■ **STATED EXERCISE**:
Copy the records below exactly, leaving out every picture.

■ **THE RECORDS**:
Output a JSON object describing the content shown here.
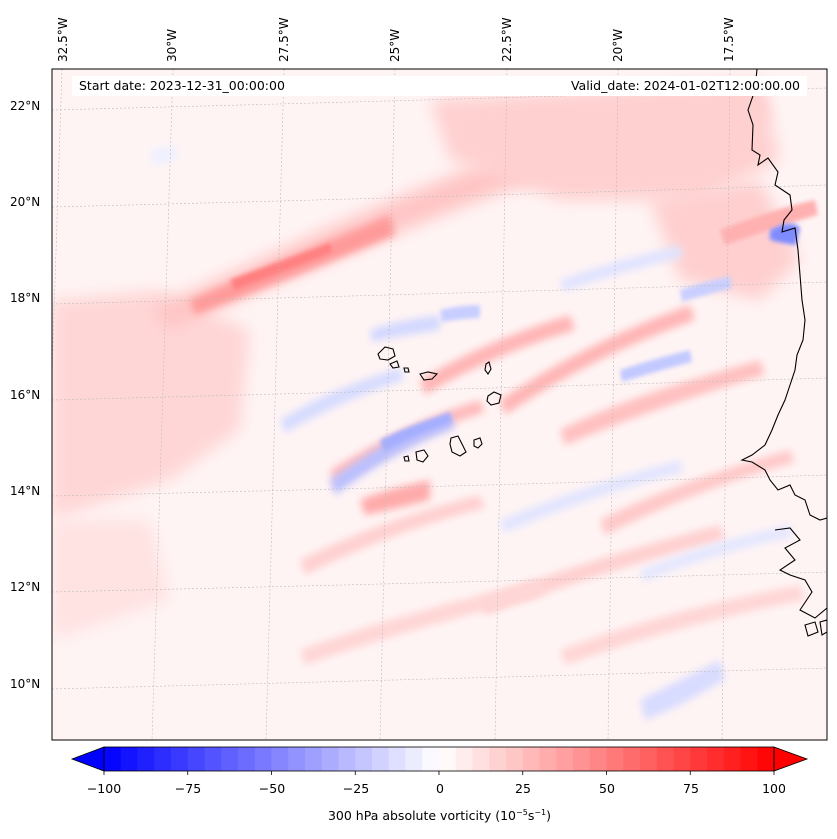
{
  "map": {
    "title_left": "Start date: 2023-12-31_00:00:00",
    "title_right": "Valid_date: 2024-01-02T12:00:00.00",
    "longitude_labels": [
      "32.5°W",
      "30°W",
      "27.5°W",
      "25°W",
      "22.5°W",
      "20°W",
      "17.5°W"
    ],
    "latitude_labels": [
      "22°N",
      "20°N",
      "18°N",
      "16°N",
      "14°N",
      "12°N",
      "10°N"
    ],
    "field": "300 hPa absolute vorticity",
    "region": "Cabo Verde / West African coast"
  },
  "colorbar": {
    "ticks": [
      "−100",
      "−75",
      "−50",
      "−25",
      "0",
      "25",
      "50",
      "75",
      "100"
    ],
    "label_prefix": "300 hPa absolute vorticity (10",
    "label_exp1": "−5",
    "label_mid": "s",
    "label_exp2": "−1",
    "label_suffix": ")",
    "min": -100,
    "max": 100,
    "levels": 41,
    "neg_color": "#0000ff",
    "pos_color": "#ff0000"
  }
}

■ **WRITTEN ANSWER**:
Output a JSON object describing the content shown here.
{
  "map": {
    "title_left": "Start date: 2023-12-31_00:00:00",
    "title_right": "Valid_date: 2024-01-02T12:00:00.00",
    "longitude_labels": [
      "32.5°W",
      "30°W",
      "27.5°W",
      "25°W",
      "22.5°W",
      "20°W",
      "17.5°W"
    ],
    "latitude_labels": [
      "22°N",
      "20°N",
      "18°N",
      "16°N",
      "14°N",
      "12°N",
      "10°N"
    ],
    "field": "300 hPa absolute vorticity",
    "region": "Cabo Verde / West African coast"
  },
  "colorbar": {
    "ticks": [
      "−100",
      "−75",
      "−50",
      "−25",
      "0",
      "25",
      "50",
      "75",
      "100"
    ],
    "label_prefix": "300 hPa absolute vorticity (10",
    "label_exp1": "−5",
    "label_mid": "s",
    "label_exp2": "−1",
    "label_suffix": ")",
    "min": -100,
    "max": 100,
    "levels": 41,
    "neg_color": "#0000ff",
    "pos_color": "#ff0000"
  }
}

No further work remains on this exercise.